Data entries for graphics:
>>
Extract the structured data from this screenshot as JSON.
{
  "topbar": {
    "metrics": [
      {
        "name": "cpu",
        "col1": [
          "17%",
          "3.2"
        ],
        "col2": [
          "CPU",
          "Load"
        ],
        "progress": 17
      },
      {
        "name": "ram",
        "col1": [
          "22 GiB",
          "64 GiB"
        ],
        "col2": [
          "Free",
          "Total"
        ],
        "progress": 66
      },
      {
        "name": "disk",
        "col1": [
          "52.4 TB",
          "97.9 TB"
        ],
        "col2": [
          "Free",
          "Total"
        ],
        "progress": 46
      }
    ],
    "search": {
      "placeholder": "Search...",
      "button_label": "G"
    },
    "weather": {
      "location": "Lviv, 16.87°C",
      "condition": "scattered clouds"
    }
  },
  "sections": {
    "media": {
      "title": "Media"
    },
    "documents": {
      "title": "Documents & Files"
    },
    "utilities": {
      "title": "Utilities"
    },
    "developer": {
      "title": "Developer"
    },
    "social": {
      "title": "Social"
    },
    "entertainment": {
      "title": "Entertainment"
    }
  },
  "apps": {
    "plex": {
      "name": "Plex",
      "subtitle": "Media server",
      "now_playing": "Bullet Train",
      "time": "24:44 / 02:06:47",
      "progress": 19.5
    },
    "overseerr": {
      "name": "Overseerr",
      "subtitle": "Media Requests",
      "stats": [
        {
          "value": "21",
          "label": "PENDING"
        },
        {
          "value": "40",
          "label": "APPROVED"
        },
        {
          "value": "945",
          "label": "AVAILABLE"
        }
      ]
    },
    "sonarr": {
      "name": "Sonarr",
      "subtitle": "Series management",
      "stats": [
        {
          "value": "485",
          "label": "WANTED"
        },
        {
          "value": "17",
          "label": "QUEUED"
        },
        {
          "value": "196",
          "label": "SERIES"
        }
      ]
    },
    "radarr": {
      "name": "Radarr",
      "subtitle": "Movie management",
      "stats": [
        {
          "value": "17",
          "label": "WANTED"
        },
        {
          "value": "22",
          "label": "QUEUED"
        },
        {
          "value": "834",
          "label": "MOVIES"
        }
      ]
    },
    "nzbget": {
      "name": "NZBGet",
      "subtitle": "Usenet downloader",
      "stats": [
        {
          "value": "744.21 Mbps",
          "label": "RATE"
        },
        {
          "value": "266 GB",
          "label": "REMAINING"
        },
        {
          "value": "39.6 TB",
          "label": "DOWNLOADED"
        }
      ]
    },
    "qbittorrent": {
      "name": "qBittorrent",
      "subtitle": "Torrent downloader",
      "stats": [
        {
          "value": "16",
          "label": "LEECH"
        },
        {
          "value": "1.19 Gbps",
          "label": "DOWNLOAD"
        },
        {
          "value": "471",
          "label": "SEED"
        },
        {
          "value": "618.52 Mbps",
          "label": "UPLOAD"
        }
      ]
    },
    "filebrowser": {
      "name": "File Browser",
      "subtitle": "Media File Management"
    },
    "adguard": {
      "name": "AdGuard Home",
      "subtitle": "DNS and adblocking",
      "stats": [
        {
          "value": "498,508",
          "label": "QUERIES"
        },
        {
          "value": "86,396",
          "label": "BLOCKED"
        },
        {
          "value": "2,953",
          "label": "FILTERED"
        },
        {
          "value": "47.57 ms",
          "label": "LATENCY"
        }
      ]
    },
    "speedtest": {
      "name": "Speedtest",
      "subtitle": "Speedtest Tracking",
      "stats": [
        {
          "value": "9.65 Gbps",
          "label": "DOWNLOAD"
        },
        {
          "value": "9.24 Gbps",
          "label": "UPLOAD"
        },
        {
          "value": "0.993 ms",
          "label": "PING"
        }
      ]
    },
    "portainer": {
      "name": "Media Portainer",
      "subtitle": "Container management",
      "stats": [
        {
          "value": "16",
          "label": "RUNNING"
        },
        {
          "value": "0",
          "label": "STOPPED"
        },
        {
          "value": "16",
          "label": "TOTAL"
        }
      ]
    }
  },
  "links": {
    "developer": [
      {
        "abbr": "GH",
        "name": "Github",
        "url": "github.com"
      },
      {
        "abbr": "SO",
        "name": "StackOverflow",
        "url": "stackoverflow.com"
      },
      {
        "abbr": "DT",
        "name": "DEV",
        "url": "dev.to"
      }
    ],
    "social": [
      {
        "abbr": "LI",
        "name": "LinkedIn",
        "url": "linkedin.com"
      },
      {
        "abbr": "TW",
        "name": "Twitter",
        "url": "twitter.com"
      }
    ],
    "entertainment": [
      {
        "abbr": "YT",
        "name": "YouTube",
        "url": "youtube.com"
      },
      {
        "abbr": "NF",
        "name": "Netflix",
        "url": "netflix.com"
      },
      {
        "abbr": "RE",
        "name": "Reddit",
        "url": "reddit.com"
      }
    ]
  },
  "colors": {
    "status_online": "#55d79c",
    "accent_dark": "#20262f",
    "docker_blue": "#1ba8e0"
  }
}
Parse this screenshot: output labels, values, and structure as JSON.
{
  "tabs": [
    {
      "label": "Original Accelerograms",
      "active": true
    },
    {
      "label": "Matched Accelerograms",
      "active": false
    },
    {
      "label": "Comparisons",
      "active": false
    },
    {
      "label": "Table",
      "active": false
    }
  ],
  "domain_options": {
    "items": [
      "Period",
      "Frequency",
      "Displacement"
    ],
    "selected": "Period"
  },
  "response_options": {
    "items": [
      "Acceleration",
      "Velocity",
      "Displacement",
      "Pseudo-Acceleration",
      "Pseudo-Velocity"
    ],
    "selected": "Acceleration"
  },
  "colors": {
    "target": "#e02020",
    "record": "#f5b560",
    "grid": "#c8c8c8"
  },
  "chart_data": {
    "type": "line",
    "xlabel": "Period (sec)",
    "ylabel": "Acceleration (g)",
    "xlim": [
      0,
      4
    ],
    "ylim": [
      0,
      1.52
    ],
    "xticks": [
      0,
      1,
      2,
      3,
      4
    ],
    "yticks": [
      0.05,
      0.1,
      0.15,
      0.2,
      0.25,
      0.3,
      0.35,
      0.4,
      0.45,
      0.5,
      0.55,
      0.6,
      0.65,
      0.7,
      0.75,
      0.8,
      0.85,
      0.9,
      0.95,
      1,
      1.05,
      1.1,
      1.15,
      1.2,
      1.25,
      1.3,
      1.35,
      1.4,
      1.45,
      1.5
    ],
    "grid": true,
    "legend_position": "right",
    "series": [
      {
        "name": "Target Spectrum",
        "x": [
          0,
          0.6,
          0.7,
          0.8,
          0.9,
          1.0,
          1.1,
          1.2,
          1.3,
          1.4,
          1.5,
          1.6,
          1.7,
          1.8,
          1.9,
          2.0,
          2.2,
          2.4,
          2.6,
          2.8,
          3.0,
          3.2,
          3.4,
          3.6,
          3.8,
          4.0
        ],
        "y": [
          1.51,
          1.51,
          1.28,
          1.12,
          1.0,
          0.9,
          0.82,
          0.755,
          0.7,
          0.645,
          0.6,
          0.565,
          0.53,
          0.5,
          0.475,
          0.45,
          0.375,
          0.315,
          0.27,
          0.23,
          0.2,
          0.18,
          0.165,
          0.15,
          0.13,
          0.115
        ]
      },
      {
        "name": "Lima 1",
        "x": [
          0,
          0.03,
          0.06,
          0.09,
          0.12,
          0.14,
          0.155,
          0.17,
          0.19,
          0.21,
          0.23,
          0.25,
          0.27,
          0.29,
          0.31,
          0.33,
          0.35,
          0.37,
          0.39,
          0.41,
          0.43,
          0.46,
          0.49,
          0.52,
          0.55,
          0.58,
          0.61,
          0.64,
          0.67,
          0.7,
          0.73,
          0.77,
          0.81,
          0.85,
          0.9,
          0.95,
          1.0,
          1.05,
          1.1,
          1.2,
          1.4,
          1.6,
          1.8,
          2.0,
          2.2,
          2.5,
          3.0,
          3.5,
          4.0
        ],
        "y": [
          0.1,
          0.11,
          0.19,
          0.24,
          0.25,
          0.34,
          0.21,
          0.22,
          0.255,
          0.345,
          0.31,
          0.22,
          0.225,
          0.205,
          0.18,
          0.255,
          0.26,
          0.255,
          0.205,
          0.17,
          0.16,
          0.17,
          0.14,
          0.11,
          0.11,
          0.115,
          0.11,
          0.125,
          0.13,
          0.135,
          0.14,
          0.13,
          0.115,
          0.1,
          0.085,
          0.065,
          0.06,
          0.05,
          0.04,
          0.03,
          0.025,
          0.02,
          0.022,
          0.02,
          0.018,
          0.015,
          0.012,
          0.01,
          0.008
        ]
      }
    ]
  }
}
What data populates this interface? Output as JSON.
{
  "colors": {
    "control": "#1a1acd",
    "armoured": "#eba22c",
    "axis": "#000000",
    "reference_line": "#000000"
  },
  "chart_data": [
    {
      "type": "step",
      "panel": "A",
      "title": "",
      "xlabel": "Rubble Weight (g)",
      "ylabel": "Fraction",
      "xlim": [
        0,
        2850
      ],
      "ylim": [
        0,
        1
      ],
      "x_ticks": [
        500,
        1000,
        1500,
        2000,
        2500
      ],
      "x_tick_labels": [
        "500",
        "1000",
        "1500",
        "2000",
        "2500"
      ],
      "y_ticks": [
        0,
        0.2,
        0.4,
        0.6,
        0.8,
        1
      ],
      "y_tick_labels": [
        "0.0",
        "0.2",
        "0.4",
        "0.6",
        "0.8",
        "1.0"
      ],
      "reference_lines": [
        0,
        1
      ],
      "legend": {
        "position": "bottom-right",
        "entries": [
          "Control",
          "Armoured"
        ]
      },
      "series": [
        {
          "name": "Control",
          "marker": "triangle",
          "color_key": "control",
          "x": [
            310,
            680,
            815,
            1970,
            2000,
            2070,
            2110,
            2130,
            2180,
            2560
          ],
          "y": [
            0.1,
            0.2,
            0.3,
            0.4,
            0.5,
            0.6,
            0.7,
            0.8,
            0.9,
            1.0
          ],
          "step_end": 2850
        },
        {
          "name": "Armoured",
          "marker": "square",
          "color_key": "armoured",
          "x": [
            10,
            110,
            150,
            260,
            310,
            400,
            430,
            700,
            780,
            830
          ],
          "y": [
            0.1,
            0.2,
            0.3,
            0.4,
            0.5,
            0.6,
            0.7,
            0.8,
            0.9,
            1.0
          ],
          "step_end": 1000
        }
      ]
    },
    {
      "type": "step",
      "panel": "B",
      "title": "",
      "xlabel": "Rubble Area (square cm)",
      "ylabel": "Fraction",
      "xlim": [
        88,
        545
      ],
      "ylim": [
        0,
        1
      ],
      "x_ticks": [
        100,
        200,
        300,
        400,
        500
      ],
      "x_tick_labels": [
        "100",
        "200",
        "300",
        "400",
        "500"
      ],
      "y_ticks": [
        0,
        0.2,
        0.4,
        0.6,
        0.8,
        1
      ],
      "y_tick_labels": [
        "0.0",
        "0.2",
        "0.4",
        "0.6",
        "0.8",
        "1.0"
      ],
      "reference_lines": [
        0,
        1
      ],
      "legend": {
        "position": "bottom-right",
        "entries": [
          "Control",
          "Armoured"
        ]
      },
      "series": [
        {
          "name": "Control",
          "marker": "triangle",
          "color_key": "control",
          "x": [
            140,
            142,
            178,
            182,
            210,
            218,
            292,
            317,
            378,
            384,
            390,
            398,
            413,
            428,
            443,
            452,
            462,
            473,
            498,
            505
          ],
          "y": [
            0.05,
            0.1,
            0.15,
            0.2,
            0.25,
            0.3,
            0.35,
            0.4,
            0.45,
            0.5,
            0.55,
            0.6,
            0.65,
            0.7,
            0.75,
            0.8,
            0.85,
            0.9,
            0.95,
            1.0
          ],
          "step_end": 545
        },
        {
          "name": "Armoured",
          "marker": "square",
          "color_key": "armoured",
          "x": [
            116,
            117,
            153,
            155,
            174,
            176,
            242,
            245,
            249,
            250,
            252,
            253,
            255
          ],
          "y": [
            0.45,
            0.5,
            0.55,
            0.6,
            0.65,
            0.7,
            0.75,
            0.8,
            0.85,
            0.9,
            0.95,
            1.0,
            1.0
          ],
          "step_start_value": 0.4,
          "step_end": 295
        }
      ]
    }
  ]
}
<<
* _Written problem_: Determine how many lines in the data above contain the string "Acceleration". Give nothing except the number.

* _Response for this exercise_: 4